Instruction → Copy all the data exactly, except the pictures.

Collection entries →
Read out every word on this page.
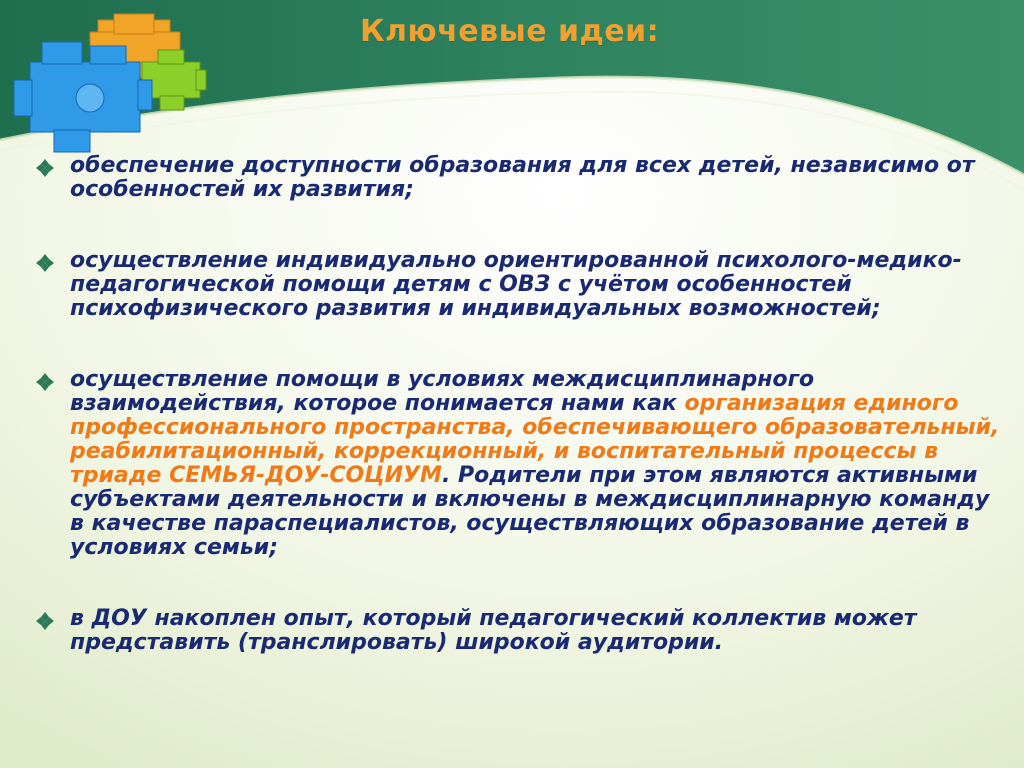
Ключевые идеи:
обеспечение доступности образования для всех детей, независимо от особенностей их развития;
осуществление индивидуально ориентированной психолого-медико-педагогической помощи детям с ОВЗ с учётом особенностей психофизического развития и индивидуальных возможностей;
осуществление помощи в условиях междисциплинарного взаимодействия, которое понимается нами как организация единого профессионального пространства, обеспечивающего образовательный, реабилитационный, коррекционный, и воспитательный процессы в триаде СЕМЬЯ-ДОУ-СОЦИУМ. Родители при этом являются активными субъектами деятельности и включены в междисциплинарную команду в качестве параспециалистов, осуществляющих образование детей в условиях семьи;
в ДОУ накоплен опыт, который педагогический коллектив может представить (транслировать) широкой аудитории.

Response →
Read out every word on this page.
Ключевые идеи:
обеспечение доступности образования для всех детей, независимо от особенностей их развития;
осуществление индивидуально ориентированной психолого-медико-педагогической помощи детям с ОВЗ с учётом особенностей психофизического развития и индивидуальных возможностей;
осуществление помощи в условиях междисциплинарного взаимодействия, которое понимается нами как организация единого профессионального пространства, обеспечивающего образовательный, реабилитационный, коррекционный, и воспитательный процессы в триаде СЕМЬЯ-ДОУ-СОЦИУМ. Родители при этом являются активными субъектами деятельности и включены в междисциплинарную команду в качестве параспециалистов, осуществляющих образование детей в условиях семьи;
в ДОУ накоплен опыт, который педагогический коллектив может представить (транслировать) широкой аудитории.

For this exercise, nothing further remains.